_Task requirements_
From the data that follows, report how many lines hold the string "content", giving only the number.

_Raw records_
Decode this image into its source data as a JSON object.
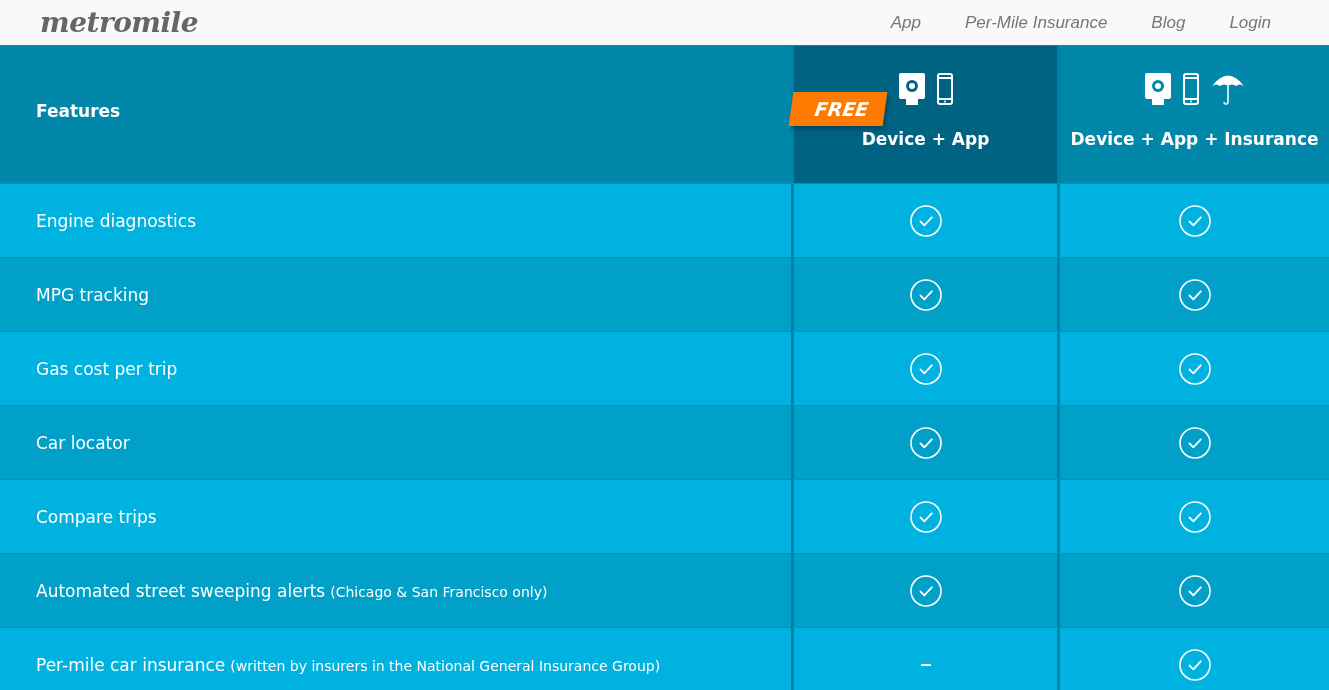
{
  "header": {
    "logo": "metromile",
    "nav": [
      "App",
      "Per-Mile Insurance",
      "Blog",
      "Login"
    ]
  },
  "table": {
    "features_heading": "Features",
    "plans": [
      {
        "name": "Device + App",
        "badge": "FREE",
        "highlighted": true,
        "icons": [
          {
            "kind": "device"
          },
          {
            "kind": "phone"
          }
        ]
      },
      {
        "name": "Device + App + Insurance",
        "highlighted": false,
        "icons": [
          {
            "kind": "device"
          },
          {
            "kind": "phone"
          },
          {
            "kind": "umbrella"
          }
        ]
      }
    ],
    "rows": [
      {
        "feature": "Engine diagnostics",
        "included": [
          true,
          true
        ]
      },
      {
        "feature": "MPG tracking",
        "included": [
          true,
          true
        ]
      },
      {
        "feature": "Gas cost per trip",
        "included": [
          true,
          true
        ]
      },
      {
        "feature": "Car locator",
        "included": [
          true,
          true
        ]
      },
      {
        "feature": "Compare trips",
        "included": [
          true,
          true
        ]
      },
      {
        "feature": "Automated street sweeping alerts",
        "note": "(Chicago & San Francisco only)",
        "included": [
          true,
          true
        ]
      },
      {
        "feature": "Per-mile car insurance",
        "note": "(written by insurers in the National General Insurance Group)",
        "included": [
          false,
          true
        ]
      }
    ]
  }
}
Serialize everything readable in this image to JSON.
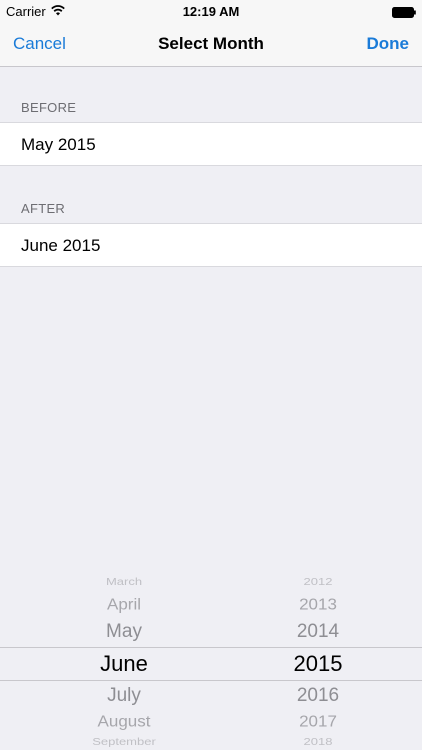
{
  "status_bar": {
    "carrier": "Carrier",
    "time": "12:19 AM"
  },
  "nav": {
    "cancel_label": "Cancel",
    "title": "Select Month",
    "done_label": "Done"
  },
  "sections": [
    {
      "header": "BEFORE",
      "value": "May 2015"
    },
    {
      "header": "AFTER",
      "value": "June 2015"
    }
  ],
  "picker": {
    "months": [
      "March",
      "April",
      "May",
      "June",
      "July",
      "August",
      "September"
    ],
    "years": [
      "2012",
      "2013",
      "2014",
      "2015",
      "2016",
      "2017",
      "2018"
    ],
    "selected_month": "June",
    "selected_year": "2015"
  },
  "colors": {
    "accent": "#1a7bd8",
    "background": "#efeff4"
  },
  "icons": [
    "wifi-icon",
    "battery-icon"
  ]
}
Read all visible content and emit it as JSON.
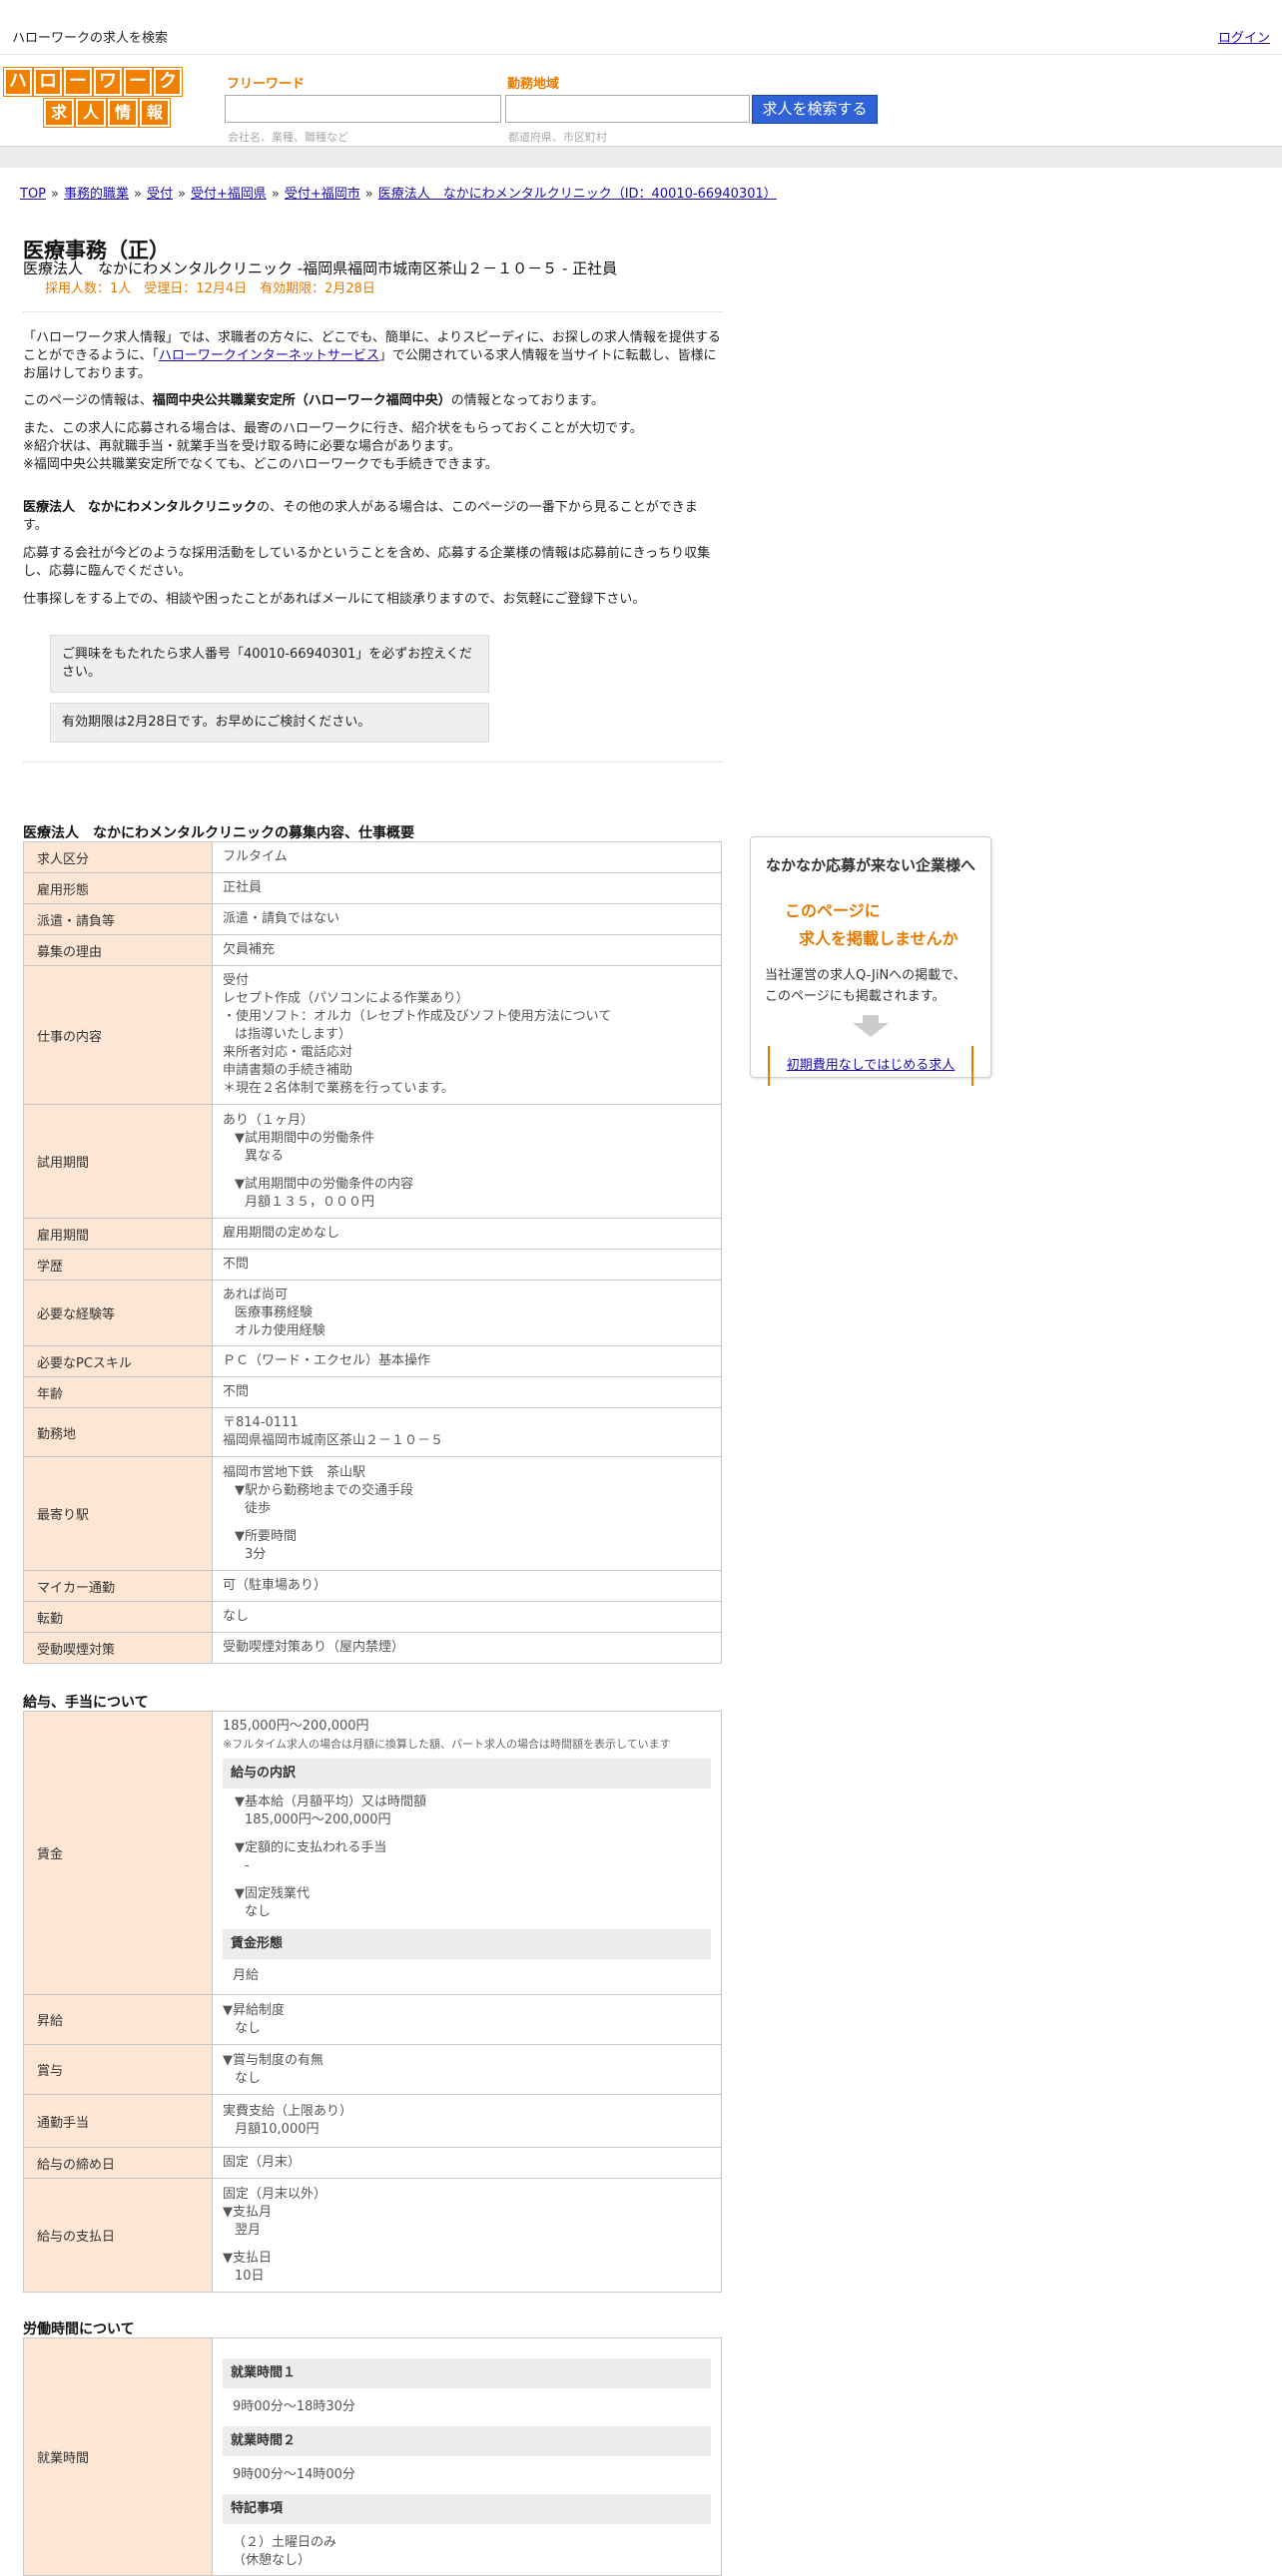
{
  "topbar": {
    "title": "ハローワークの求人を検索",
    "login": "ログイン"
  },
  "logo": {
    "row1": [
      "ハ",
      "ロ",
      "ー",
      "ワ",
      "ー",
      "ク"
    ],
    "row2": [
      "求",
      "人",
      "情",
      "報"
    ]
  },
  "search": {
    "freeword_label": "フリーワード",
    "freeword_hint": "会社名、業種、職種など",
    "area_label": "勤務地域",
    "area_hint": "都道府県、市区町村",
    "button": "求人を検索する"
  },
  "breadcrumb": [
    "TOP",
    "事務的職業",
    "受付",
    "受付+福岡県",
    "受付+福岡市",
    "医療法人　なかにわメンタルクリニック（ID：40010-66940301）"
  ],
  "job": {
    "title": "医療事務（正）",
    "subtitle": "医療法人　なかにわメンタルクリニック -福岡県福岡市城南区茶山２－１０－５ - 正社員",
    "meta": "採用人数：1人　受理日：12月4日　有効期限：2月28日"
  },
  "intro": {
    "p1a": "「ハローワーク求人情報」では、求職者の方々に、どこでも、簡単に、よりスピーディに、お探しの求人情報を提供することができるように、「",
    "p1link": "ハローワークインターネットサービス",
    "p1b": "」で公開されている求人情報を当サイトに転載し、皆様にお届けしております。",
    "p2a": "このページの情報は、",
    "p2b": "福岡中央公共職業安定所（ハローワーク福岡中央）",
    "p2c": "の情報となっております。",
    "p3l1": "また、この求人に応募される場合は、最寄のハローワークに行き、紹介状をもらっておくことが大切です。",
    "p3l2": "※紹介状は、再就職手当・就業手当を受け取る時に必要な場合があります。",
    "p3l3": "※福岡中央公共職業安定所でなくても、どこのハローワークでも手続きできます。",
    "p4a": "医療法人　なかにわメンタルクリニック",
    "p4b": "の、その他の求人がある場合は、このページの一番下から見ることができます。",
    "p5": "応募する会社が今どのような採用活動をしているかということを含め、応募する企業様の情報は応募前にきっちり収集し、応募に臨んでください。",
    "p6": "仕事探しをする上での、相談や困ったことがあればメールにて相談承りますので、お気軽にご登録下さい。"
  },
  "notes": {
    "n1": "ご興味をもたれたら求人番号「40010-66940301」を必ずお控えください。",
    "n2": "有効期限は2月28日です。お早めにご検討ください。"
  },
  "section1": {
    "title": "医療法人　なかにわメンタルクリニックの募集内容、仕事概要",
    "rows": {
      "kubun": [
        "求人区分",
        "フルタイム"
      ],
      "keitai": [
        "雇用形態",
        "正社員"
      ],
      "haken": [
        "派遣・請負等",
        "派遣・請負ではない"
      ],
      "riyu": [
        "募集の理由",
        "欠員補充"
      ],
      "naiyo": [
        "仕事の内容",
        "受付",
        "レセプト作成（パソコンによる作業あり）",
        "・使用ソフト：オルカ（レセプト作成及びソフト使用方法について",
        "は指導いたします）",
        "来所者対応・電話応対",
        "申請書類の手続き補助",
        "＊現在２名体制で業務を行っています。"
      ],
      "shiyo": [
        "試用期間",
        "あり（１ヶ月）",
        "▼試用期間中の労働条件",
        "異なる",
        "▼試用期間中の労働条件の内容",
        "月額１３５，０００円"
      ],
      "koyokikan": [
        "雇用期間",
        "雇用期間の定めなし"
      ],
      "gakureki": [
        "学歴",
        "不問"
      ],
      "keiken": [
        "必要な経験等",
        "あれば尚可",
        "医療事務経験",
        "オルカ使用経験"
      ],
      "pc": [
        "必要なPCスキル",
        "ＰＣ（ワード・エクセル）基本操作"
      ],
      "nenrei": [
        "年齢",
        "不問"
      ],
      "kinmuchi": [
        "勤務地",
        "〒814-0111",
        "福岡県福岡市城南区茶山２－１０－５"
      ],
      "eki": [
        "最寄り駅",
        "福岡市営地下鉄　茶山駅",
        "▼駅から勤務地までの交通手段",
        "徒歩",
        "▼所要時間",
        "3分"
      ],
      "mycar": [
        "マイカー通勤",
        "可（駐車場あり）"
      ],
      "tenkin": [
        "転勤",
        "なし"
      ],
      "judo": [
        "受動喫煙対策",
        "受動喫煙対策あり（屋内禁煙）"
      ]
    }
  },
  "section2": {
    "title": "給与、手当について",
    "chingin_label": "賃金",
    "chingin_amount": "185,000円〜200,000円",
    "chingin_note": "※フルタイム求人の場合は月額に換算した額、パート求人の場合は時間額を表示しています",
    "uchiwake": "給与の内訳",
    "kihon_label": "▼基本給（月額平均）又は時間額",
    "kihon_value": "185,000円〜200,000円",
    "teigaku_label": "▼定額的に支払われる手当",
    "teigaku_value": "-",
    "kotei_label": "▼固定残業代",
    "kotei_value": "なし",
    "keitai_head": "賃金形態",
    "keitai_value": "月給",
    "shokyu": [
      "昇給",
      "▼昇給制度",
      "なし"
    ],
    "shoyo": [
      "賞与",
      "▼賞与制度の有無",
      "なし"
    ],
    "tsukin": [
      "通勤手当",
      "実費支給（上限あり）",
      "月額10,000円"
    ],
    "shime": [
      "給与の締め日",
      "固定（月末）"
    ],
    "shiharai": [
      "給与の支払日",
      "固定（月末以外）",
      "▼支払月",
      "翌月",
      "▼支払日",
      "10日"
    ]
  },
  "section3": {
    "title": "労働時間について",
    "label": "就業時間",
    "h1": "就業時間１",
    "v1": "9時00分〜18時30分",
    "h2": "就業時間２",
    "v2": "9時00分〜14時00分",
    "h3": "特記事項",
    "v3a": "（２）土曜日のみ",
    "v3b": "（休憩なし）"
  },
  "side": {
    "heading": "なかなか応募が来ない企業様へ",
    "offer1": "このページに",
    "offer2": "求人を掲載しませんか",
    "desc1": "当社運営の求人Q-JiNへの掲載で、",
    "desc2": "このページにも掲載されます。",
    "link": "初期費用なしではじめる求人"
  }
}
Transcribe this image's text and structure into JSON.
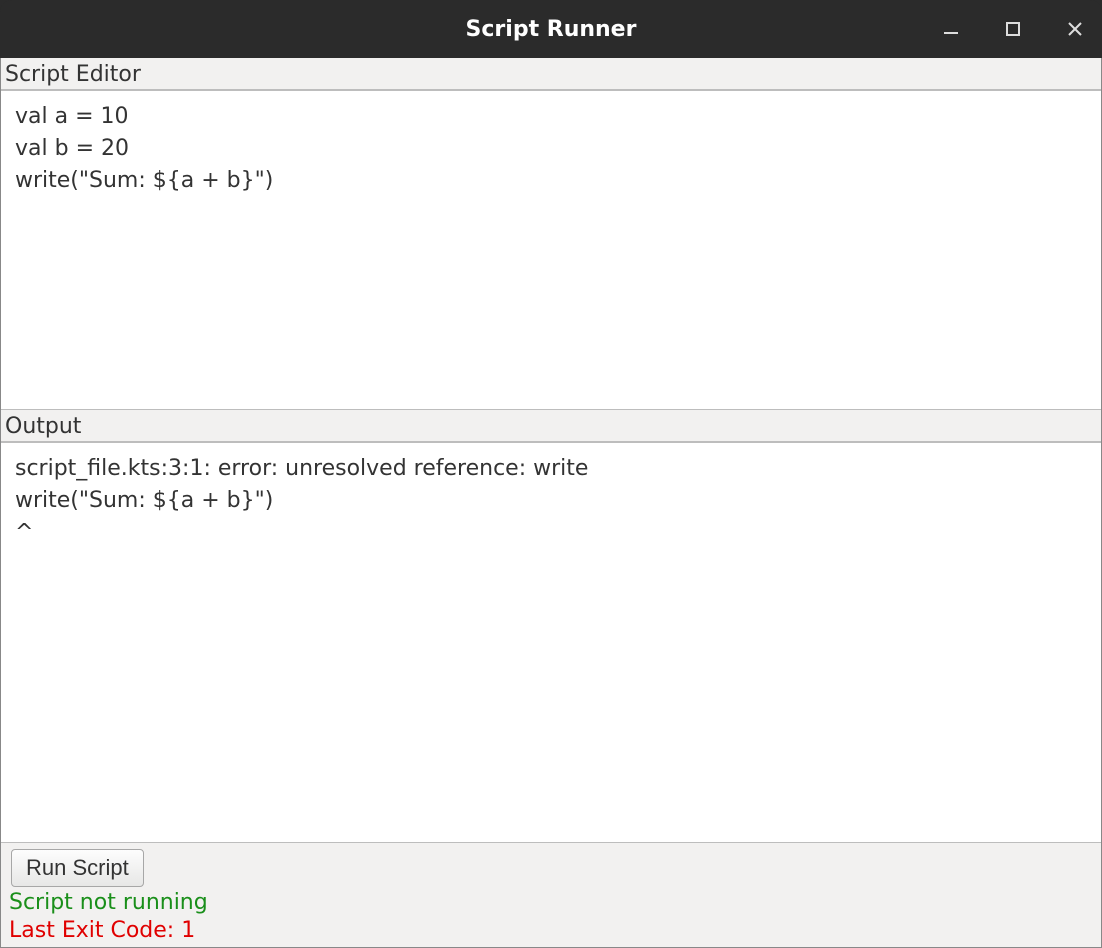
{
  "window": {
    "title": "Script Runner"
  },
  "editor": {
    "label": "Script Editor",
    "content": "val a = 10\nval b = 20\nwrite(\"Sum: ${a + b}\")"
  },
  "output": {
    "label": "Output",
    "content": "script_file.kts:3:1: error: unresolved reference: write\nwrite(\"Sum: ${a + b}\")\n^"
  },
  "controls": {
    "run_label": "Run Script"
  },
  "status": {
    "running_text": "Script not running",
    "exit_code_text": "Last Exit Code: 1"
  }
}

_The output_
3